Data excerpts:
◇ ◇ ◇

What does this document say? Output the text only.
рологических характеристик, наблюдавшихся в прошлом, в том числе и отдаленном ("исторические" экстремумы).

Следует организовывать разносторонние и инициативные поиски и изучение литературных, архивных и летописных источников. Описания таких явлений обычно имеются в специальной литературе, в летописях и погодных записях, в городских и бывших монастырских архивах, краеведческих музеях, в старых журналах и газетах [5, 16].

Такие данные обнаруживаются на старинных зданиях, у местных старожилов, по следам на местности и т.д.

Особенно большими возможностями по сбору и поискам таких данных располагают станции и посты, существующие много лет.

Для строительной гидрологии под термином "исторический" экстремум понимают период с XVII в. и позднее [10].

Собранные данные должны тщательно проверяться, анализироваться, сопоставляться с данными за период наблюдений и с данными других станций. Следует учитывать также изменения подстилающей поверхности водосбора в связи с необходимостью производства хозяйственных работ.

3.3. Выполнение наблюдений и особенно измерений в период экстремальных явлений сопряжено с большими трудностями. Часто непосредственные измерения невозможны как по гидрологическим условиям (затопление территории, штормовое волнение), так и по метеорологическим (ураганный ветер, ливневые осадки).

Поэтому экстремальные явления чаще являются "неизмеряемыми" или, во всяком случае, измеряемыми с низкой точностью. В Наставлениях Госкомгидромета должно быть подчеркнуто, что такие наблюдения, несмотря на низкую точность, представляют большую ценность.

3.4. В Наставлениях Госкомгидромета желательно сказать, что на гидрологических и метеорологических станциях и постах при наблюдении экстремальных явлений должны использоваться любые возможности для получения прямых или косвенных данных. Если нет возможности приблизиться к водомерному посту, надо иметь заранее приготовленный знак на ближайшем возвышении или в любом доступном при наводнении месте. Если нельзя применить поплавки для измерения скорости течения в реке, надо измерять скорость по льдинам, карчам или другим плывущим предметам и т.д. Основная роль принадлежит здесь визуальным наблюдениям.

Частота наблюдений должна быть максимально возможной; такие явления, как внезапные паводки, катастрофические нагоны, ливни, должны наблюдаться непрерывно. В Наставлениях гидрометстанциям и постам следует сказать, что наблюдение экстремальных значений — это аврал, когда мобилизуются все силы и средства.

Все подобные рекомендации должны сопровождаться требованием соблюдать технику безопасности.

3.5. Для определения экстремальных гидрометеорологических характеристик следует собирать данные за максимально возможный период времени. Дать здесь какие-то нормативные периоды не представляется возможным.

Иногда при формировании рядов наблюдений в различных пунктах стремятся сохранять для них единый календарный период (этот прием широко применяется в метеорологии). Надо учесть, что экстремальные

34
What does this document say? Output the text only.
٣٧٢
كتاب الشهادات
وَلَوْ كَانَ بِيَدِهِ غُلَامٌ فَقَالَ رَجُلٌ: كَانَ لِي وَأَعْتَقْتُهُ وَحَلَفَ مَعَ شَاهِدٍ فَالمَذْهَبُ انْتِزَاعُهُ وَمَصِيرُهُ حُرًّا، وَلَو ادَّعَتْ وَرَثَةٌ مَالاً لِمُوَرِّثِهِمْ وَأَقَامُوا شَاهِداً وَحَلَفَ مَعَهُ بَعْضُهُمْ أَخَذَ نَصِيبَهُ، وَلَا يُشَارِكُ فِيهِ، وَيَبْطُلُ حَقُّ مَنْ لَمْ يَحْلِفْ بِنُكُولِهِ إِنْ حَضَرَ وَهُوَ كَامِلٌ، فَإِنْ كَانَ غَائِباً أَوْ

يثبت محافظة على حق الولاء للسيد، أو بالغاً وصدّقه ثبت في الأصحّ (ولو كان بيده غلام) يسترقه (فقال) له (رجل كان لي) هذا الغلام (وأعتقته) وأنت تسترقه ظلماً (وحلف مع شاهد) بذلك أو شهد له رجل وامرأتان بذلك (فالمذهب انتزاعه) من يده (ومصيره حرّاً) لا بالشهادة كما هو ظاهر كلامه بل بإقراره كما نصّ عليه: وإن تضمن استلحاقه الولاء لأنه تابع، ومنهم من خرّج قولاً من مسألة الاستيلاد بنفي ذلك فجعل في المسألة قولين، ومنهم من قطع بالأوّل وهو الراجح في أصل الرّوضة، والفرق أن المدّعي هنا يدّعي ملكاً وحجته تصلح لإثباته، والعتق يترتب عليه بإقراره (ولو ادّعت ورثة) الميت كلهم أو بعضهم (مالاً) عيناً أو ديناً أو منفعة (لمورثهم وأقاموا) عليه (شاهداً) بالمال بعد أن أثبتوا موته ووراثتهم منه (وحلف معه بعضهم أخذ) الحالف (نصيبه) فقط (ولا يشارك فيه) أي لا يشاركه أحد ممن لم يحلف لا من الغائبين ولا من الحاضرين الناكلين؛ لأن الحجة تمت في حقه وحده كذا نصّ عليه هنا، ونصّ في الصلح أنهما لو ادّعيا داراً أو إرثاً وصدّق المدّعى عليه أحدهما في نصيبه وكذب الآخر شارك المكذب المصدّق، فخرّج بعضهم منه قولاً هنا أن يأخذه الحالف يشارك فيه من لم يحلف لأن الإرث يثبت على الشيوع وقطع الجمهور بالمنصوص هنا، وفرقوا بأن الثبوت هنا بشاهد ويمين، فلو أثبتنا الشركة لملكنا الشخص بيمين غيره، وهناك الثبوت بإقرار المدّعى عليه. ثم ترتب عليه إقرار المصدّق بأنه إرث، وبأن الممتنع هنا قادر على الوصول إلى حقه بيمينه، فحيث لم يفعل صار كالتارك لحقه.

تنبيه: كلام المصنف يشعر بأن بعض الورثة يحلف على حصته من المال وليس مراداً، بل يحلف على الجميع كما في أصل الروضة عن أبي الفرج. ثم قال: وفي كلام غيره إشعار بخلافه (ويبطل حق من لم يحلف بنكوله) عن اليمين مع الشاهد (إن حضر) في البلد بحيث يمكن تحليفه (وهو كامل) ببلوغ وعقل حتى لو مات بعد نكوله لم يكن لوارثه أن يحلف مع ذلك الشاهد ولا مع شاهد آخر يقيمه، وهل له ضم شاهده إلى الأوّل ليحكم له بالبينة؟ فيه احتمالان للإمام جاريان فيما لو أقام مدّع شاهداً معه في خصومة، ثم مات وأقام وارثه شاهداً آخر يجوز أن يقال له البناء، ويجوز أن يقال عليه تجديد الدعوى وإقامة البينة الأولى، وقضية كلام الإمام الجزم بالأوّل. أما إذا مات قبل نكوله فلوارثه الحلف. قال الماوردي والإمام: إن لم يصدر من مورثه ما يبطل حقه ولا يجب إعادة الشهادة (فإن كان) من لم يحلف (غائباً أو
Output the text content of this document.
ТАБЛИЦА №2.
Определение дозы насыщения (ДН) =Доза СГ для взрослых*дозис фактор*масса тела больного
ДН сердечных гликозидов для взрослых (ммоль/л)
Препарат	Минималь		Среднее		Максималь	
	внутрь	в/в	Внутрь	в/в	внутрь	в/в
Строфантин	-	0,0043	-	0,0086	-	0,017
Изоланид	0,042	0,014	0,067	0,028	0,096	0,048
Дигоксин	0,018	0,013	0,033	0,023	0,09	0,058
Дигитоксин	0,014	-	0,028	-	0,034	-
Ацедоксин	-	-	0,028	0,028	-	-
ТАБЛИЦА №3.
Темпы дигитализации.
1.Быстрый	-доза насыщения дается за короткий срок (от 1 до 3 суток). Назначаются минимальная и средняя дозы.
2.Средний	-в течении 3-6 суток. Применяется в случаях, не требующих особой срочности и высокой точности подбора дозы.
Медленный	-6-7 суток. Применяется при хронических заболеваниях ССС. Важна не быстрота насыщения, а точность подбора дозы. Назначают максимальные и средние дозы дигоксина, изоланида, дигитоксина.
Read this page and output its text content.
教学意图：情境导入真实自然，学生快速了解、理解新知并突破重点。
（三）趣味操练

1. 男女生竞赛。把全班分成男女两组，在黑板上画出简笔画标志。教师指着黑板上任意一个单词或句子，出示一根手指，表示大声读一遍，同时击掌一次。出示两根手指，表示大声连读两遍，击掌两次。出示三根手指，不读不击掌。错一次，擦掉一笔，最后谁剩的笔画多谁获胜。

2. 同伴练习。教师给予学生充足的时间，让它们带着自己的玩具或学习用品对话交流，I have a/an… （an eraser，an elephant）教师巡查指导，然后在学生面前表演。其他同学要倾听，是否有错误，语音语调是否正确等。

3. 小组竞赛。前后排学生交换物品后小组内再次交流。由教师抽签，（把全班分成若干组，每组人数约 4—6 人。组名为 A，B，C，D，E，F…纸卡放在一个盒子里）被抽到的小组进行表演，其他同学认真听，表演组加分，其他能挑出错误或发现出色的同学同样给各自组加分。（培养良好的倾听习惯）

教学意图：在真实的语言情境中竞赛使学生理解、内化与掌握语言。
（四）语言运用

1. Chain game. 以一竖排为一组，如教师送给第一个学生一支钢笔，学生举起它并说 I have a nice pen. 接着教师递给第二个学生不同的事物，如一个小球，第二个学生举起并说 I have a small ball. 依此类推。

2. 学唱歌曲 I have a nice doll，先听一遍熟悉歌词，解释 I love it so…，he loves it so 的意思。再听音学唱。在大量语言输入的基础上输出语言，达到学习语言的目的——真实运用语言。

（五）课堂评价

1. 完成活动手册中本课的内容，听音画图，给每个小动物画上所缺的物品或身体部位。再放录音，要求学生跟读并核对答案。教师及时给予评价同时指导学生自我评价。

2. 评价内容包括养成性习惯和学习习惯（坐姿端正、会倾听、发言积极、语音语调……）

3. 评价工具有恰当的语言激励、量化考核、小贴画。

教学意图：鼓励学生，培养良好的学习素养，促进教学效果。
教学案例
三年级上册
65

◇ ◇ ◇

## [Stated exercise]
Pick out and copy every line that contains the word "text".

## [Answer for the task]
What does this document say? Output the text only.
What does this document say? Output the text only.
Output the text content of this document.
Read this page and output its text content.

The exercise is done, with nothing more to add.